■ **EXERCISE**:
Copy the entries word for word, from the first line up to and including the line with "- data-point-series6: [847, 729, 861, 744]".

··· DATA

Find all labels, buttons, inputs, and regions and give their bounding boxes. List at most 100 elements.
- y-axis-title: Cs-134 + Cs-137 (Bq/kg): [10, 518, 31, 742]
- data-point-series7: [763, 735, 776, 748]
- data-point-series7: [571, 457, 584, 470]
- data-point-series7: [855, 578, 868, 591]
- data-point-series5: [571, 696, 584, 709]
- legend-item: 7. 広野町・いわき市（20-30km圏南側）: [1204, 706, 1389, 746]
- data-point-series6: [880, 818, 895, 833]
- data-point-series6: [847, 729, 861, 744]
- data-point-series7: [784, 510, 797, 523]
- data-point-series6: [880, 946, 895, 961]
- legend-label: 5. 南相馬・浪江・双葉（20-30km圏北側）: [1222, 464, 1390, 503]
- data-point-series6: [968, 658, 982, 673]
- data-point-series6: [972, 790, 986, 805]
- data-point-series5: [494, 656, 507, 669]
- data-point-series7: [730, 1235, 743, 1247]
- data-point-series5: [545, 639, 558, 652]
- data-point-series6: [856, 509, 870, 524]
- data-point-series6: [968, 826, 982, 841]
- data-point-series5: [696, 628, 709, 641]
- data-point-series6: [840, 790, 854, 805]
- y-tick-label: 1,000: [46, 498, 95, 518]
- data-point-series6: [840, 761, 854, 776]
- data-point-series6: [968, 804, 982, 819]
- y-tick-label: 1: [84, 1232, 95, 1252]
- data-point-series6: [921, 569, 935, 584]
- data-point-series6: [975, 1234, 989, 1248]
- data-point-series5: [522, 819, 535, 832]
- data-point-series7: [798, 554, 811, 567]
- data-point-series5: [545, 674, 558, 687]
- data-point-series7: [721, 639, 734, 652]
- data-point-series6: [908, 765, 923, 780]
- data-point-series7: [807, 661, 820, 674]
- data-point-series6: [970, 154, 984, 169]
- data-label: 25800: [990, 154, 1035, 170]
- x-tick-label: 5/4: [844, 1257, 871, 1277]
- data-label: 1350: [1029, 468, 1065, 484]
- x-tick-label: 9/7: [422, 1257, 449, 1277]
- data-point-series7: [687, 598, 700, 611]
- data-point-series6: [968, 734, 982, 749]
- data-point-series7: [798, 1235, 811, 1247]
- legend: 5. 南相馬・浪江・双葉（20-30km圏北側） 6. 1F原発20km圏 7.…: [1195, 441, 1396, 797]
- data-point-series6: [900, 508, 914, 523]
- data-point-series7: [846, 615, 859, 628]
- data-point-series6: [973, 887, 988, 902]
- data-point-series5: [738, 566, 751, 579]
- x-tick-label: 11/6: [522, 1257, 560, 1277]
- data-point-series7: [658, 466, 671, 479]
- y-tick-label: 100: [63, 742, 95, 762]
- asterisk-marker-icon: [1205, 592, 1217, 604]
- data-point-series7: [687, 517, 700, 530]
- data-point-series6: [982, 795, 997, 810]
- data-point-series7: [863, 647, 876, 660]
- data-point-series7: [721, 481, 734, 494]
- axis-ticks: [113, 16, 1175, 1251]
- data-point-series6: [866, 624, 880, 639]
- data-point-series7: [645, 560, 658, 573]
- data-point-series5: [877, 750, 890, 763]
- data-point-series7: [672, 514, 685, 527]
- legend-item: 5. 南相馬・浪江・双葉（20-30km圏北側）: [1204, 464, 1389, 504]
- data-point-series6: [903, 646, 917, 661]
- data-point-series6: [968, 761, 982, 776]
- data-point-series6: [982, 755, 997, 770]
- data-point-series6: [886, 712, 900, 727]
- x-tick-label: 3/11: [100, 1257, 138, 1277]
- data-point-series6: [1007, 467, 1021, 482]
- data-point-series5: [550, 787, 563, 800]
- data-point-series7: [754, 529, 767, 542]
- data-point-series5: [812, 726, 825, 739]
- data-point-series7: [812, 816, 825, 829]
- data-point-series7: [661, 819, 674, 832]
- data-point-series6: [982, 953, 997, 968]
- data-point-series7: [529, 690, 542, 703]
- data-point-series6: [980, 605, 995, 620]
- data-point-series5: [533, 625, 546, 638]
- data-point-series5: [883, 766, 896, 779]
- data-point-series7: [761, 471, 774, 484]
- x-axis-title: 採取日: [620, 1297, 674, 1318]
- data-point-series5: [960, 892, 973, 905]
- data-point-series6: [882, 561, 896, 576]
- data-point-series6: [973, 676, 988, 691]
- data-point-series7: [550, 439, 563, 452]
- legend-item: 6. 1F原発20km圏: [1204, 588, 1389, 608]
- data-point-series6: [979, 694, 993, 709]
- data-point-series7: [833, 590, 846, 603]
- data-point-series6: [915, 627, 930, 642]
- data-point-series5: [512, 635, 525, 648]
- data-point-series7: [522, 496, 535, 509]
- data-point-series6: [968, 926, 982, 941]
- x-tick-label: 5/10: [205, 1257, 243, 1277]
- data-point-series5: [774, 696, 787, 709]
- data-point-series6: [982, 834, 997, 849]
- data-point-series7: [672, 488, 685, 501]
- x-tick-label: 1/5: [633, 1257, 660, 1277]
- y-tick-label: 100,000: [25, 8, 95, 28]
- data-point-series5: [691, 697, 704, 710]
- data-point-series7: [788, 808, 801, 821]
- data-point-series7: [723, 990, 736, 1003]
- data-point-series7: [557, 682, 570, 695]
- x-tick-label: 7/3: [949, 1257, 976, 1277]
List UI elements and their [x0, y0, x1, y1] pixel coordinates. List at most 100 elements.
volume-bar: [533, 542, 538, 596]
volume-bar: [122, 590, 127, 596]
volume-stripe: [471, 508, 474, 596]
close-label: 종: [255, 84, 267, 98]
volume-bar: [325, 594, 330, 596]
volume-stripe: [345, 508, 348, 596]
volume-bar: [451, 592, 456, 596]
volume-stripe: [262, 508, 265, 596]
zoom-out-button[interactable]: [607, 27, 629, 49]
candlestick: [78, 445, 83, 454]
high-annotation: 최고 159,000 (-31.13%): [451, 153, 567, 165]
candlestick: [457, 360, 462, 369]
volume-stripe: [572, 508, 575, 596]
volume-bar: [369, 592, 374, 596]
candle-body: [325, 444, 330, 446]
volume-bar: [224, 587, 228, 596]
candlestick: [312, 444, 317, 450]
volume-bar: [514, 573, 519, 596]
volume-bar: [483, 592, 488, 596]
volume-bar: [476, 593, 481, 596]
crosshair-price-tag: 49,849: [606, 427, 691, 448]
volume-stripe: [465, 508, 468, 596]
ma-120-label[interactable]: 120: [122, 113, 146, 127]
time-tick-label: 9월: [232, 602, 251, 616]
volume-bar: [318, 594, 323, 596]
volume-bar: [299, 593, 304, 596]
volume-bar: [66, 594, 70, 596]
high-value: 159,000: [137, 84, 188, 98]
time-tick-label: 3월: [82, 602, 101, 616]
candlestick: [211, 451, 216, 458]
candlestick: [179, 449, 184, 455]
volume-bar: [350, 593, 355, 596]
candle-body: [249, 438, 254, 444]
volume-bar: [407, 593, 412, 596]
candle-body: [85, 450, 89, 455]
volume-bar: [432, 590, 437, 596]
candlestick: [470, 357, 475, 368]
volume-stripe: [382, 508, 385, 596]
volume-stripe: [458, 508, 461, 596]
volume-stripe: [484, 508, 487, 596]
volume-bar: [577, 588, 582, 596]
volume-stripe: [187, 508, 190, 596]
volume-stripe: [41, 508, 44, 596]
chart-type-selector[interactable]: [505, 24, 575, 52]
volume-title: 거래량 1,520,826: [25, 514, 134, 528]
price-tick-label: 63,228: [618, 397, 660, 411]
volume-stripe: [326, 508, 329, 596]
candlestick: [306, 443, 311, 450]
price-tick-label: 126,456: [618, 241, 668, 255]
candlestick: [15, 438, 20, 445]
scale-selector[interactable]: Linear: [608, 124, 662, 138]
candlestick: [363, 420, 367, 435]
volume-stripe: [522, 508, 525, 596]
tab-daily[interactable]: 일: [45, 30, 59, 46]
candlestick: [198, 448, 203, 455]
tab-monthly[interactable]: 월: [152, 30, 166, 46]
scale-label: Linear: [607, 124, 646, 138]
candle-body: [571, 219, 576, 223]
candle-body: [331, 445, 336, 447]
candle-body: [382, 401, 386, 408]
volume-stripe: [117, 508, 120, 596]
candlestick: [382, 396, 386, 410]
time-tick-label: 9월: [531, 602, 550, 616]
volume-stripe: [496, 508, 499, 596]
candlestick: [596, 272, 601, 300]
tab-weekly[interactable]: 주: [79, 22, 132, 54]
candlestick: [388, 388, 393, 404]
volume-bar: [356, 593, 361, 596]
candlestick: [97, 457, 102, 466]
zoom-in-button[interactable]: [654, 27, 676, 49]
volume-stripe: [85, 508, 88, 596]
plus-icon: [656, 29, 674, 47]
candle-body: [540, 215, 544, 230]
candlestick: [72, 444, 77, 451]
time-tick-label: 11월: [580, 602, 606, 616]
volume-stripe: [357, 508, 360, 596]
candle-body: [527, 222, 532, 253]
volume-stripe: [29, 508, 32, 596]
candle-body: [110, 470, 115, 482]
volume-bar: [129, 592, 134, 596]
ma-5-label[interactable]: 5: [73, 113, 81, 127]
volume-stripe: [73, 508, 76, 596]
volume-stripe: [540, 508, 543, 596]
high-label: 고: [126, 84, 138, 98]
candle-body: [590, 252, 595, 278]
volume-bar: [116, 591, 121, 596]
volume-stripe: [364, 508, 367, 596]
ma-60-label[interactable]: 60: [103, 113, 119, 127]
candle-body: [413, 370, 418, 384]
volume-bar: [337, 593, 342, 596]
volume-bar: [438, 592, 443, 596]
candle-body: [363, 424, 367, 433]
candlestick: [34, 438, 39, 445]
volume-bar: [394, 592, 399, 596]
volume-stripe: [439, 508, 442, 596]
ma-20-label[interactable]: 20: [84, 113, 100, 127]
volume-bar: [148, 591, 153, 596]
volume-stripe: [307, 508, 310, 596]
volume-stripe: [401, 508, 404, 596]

······

■ **FINAL RESULT**:
Find all labels, buttons, inputs, and regions and give their bounding boxes. List at most 100 elements.
- y-axis-title: Cs-134 + Cs-137 (Bq/kg): [10, 518, 31, 742]
- data-point-series7: [763, 735, 776, 748]
- data-point-series7: [571, 457, 584, 470]
- data-point-series7: [855, 578, 868, 591]
- data-point-series5: [571, 696, 584, 709]
- legend-item: 7. 広野町・いわき市（20-30km圏南側）: [1204, 706, 1389, 746]
- data-point-series6: [880, 818, 895, 833]
- data-point-series6: [847, 729, 861, 744]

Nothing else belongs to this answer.